* WORK TO COMPLETE
All of the entries below must be copied out exactly.

[Start of section]

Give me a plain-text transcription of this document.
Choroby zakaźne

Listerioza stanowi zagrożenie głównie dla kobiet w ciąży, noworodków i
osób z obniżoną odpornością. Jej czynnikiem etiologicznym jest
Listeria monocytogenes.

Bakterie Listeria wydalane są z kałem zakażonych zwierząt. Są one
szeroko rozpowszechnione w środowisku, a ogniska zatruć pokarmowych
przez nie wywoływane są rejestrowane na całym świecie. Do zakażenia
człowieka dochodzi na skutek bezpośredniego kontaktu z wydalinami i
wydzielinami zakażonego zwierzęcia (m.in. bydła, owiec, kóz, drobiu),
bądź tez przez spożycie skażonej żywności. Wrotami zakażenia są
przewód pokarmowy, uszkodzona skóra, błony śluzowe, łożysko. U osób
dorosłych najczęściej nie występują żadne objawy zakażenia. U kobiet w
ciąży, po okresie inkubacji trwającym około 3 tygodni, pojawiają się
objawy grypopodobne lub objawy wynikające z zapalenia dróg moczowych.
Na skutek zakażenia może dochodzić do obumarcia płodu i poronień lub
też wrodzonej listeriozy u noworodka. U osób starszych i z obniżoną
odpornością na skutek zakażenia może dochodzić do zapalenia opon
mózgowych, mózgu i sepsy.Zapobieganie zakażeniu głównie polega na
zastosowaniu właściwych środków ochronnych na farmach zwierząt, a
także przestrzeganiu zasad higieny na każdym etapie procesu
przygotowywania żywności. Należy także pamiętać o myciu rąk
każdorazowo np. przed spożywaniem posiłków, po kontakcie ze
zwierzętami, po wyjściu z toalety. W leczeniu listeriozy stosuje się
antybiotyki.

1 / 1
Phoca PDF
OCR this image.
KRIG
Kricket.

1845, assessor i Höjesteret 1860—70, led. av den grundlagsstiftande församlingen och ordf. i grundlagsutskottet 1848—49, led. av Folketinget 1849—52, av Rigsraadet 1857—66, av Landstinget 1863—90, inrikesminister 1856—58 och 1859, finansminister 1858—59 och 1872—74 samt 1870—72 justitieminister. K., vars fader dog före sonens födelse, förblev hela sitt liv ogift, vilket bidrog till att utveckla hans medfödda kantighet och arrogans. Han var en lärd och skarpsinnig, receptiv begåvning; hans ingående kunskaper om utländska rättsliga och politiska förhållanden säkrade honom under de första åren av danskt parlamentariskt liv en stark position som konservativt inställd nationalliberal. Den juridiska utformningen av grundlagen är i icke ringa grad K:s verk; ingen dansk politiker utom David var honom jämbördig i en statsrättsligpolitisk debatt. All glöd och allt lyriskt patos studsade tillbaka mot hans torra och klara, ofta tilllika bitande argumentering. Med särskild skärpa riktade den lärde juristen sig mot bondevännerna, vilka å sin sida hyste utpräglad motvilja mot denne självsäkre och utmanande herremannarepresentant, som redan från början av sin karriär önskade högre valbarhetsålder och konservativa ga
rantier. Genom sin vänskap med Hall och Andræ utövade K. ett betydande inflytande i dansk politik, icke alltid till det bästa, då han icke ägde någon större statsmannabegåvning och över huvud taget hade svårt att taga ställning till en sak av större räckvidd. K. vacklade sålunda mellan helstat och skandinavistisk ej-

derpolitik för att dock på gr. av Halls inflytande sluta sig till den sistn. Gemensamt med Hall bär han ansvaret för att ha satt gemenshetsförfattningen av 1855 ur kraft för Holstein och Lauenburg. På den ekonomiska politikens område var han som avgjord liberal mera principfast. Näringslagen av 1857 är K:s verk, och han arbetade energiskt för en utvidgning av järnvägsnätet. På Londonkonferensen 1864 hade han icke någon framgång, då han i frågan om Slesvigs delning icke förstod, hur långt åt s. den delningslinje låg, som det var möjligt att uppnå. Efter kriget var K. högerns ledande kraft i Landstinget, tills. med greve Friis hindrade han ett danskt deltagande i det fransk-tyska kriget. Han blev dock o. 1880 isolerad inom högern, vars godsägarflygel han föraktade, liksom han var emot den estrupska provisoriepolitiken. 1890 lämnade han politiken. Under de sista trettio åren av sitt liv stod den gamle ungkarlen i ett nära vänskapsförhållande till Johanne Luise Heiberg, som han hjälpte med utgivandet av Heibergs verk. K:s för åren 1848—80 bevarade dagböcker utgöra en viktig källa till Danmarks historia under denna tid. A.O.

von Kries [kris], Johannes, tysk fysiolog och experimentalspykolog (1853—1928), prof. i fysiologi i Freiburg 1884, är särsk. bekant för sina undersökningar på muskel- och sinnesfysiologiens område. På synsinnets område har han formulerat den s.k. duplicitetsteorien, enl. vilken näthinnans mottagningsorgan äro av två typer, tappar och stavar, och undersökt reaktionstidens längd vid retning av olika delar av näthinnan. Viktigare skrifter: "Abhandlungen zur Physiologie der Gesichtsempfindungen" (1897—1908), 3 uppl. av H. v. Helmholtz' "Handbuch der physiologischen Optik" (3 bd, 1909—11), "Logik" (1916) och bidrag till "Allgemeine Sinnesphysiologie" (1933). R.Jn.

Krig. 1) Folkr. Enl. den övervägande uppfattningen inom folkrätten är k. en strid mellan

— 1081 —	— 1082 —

[End of section]

* ANSWER TO THIS PROBLEM
Give me a plain-text transcription of this document.
Choroby zakaźne

Listerioza stanowi zagrożenie głównie dla kobiet w ciąży, noworodków i
osób z obniżoną odpornością. Jej czynnikiem etiologicznym jest
Listeria monocytogenes.

Bakterie Listeria wydalane są z kałem zakażonych zwierząt. Są one
szeroko rozpowszechnione w środowisku, a ogniska zatruć pokarmowych
przez nie wywoływane są rejestrowane na całym świecie. Do zakażenia
człowieka dochodzi na skutek bezpośredniego kontaktu z wydalinami i
wydzielinami zakażonego zwierzęcia (m.in. bydła, owiec, kóz, drobiu),
bądź tez przez spożycie skażonej żywności. Wrotami zakażenia są
przewód pokarmowy, uszkodzona skóra, błony śluzowe, łożysko. U osób
dorosłych najczęściej nie występują żadne objawy zakażenia. U kobiet w
ciąży, po okresie inkubacji trwającym około 3 tygodni, pojawiają się
objawy grypopodobne lub objawy wynikające z zapalenia dróg moczowych.
Na skutek zakażenia może dochodzić do obumarcia płodu i poronień lub
też wrodzonej listeriozy u noworodka. U osób starszych i z obniżoną
odpornością na skutek zakażenia może dochodzić do zapalenia opon
mózgowych, mózgu i sepsy.Zapobieganie zakażeniu głównie polega na
zastosowaniu właściwych środków ochronnych na farmach zwierząt, a
także przestrzeganiu zasad higieny na każdym etapie procesu
przygotowywania żywności. Należy także pamiętać o myciu rąk
każdorazowo np. przed spożywaniem posiłków, po kontakcie ze
zwierzętami, po wyjściu z toalety. W leczeniu listeriozy stosuje się
antybiotyki.

1 / 1
Phoca PDF
OCR this image.
KRIG
Kricket.

1845, assessor i Höjesteret 1860—70, led. av den grundlagsstiftande församlingen och ordf. i grundlagsutskottet 1848—49, led. av Folketinget 1849—52, av Rigsraadet 1857—66, av Landstinget 1863—90, inrikesminister 1856—58 och 1859, finansminister 1858—59 och 1872—74 samt 1870—72 justitieminister. K., vars fader dog före sonens födelse, förblev hela sitt liv ogift, vilket bidrog till att utveckla hans medfödda kantighet och arrogans. Han var en lärd och skarpsinnig, receptiv begåvning; hans ingående kunskaper om utländska rättsliga och politiska förhållanden säkrade honom under de första åren av danskt parlamentariskt liv en stark position som konservativt inställd nationalliberal. Den juridiska utformningen av grundlagen är i icke ringa grad K:s verk; ingen dansk politiker utom David var honom jämbördig i en statsrättsligpolitisk debatt. All glöd och allt lyriskt patos studsade tillbaka mot hans torra och klara, ofta tilllika bitande argumentering. Med särskild skärpa riktade den lärde juristen sig mot bondevännerna, vilka å sin sida hyste utpräglad motvilja mot denne självsäkre och utmanande herremannarepresentant, som redan från början av sin karriär önskade högre valbarhetsålder och konservativa ga
rantier. Genom sin vänskap med Hall och Andræ utövade K. ett betydande inflytande i dansk politik, icke alltid till det bästa, då han icke ägde någon större statsmannabegåvning och över huvud taget hade svårt att taga ställning till en sak av större räckvidd. K. vacklade sålunda mellan helstat och skandinavistisk ej-

derpolitik för att dock på gr. av Halls inflytande sluta sig till den sistn. Gemensamt med Hall bär han ansvaret för att ha satt gemenshetsförfattningen av 1855 ur kraft för Holstein och Lauenburg. På den ekonomiska politikens område var han som avgjord liberal mera principfast. Näringslagen av 1857 är K:s verk, och han arbetade energiskt för en utvidgning av järnvägsnätet. På Londonkonferensen 1864 hade han icke någon framgång, då han i frågan om Slesvigs delning icke förstod, hur långt åt s. den delningslinje låg, som det var möjligt att uppnå. Efter kriget var K. högerns ledande kraft i Landstinget, tills. med greve Friis hindrade han ett danskt deltagande i det fransk-tyska kriget. Han blev dock o. 1880 isolerad inom högern, vars godsägarflygel han föraktade, liksom han var emot den estrupska provisoriepolitiken. 1890 lämnade han politiken. Under de sista trettio åren av sitt liv stod den gamle ungkarlen i ett nära vänskapsförhållande till Johanne Luise Heiberg, som han hjälpte med utgivandet av Heibergs verk. K:s för åren 1848—80 bevarade dagböcker utgöra en viktig källa till Danmarks historia under denna tid. A.O.

von Kries [kris], Johannes, tysk fysiolog och experimentalspykolog (1853—1928), prof. i fysiologi i Freiburg 1884, är särsk. bekant för sina undersökningar på muskel- och sinnesfysiologiens område. På synsinnets område har han formulerat den s.k. duplicitetsteorien, enl. vilken näthinnans mottagningsorgan äro av två typer, tappar och stavar, och undersökt reaktionstidens längd vid retning av olika delar av näthinnan. Viktigare skrifter: "Abhandlungen zur Physiologie der Gesichtsempfindungen" (1897—1908), 3 uppl. av H. v. Helmholtz' "Handbuch der physiologischen Optik" (3 bd, 1909—11), "Logik" (1916) och bidrag till "Allgemeine Sinnesphysiologie" (1933). R.Jn.

Krig. 1) Folkr. Enl. den övervägande uppfattningen inom folkrätten är k. en strid mellan

— 1081 —	— 1082 —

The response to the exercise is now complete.